Records to use:

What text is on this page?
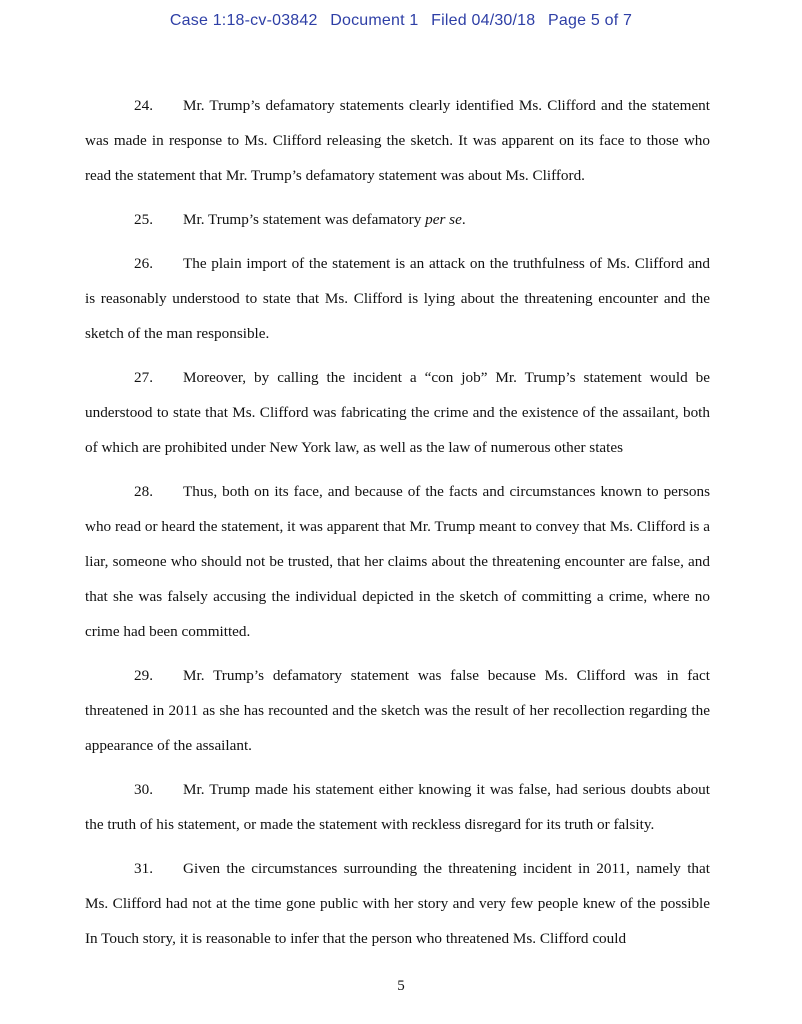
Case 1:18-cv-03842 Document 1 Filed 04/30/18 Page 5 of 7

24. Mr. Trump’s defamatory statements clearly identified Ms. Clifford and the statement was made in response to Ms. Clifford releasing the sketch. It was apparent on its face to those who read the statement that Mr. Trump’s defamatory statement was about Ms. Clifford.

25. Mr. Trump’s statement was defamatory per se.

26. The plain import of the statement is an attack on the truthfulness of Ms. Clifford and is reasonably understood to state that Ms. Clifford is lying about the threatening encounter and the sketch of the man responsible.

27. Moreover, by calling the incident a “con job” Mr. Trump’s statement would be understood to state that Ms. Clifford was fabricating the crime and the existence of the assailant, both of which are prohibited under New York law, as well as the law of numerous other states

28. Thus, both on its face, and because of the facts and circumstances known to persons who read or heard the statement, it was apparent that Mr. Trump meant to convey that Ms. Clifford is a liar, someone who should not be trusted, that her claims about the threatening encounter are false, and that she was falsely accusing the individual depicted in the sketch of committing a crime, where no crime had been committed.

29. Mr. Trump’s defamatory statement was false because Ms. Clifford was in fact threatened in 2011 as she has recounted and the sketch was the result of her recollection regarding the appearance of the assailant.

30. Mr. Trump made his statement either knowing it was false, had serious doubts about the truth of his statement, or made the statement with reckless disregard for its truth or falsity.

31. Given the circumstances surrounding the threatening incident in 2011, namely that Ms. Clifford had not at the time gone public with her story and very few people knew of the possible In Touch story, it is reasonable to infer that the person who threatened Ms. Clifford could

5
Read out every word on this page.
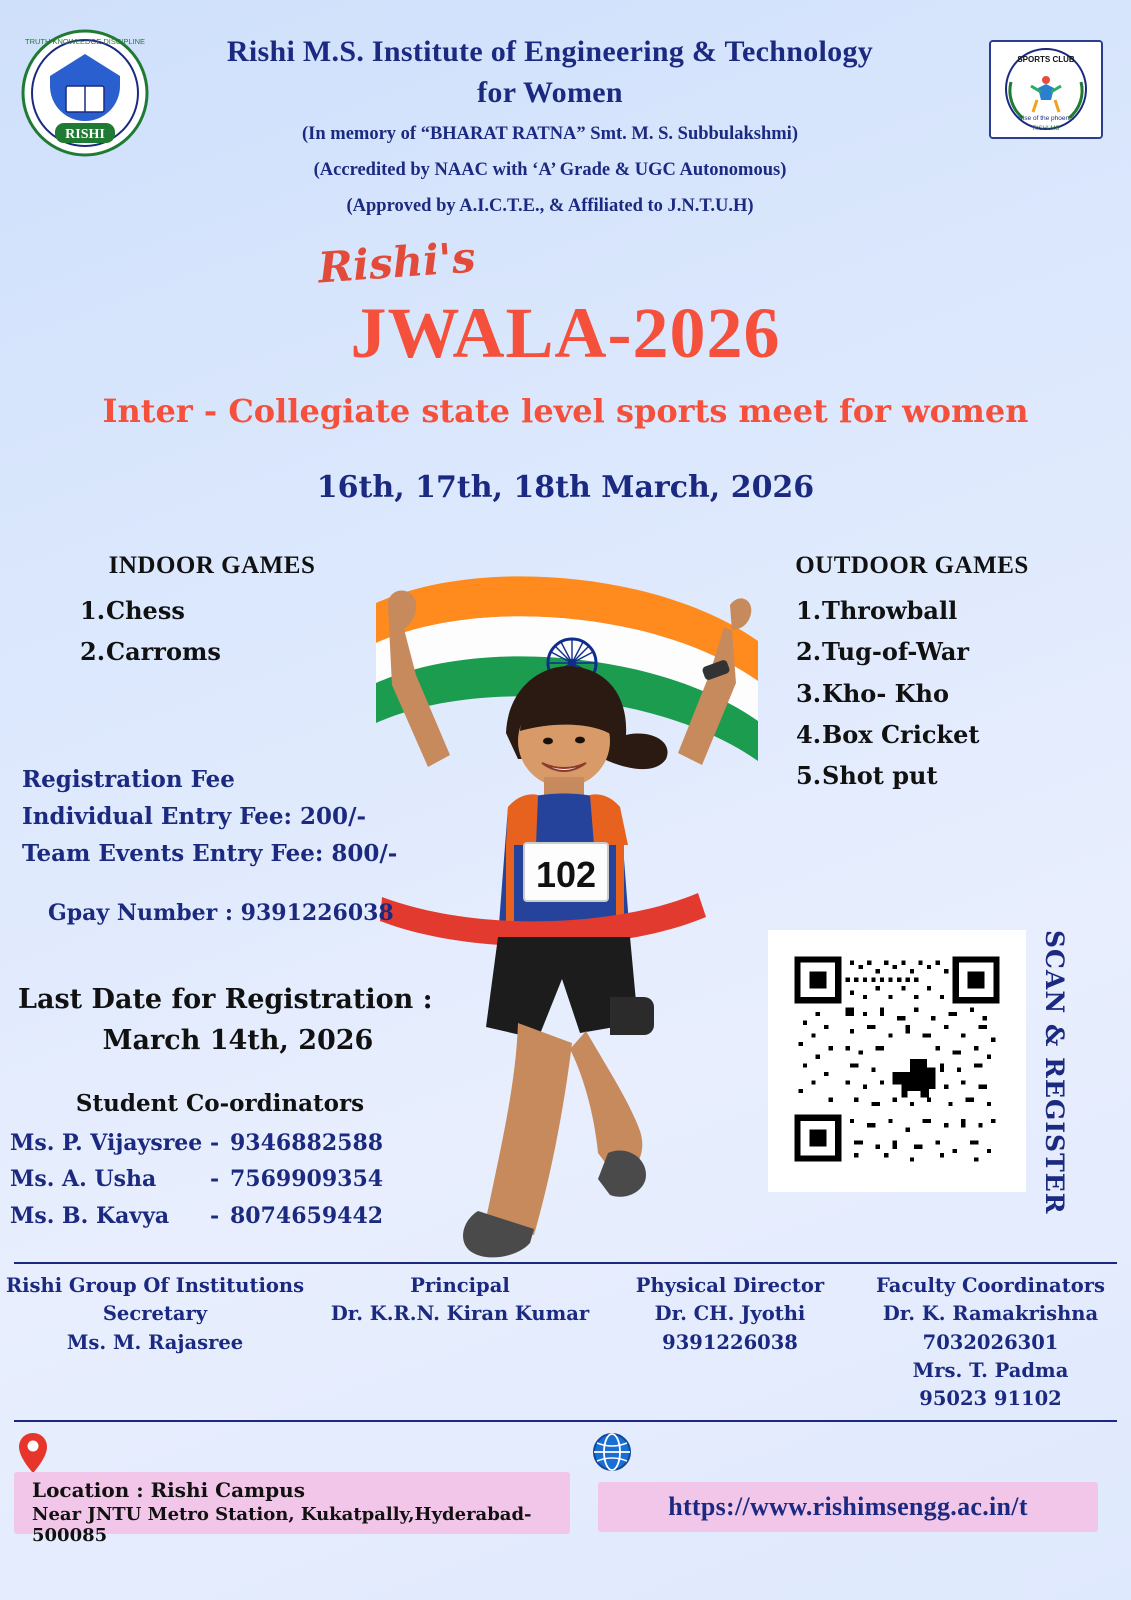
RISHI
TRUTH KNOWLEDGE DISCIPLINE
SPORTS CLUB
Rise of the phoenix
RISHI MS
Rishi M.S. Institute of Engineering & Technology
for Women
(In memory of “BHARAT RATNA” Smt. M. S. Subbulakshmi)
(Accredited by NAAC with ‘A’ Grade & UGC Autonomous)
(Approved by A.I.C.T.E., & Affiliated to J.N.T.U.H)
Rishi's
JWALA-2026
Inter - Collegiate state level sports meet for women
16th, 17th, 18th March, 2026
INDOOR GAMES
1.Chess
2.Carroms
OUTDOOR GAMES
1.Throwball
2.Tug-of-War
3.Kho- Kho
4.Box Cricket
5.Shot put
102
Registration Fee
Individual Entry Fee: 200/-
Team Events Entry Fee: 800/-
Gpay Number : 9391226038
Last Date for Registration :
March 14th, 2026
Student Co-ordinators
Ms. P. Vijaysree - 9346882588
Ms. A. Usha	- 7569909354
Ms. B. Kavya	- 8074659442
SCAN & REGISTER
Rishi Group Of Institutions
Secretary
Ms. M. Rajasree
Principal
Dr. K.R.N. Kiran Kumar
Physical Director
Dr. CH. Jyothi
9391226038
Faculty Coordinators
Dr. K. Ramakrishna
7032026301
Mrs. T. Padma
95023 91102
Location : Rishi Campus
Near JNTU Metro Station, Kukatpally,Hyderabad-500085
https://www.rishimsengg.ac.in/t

---

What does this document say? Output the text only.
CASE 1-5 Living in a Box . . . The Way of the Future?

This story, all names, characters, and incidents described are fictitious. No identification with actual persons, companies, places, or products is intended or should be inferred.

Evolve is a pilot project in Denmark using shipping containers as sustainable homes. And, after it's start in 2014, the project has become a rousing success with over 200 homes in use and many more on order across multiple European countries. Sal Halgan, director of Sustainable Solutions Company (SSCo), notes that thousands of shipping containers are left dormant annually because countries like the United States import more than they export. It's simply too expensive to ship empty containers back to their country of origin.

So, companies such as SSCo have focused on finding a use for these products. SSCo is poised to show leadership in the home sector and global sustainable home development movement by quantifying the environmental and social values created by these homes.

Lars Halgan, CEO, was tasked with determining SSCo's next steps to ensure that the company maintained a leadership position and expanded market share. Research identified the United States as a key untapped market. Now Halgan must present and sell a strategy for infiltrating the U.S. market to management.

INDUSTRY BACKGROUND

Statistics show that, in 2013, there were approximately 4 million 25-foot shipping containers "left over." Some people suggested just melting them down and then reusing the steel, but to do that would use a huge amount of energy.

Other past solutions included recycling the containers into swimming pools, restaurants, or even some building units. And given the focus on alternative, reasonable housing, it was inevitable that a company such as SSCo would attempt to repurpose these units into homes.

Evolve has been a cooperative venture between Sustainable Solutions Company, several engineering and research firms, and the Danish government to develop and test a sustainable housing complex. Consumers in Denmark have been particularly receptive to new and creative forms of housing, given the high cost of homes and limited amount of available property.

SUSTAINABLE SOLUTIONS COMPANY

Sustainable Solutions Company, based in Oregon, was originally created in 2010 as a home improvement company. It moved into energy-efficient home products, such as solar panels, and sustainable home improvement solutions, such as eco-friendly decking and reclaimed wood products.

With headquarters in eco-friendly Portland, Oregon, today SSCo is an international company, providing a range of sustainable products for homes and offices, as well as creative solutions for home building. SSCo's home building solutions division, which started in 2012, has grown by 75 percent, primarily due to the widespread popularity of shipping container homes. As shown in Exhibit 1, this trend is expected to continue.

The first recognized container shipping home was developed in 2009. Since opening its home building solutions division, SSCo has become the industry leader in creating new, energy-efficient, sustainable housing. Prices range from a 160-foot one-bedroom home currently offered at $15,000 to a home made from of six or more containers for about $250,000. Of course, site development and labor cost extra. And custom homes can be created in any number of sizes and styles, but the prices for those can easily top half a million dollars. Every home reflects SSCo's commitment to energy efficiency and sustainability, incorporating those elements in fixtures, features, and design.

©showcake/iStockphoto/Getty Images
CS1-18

Task brief: Gather every line from the listing above in which "What" appears, and copy those lines.

Task solution:
What text is on this page?
What does this document say? Output the text only.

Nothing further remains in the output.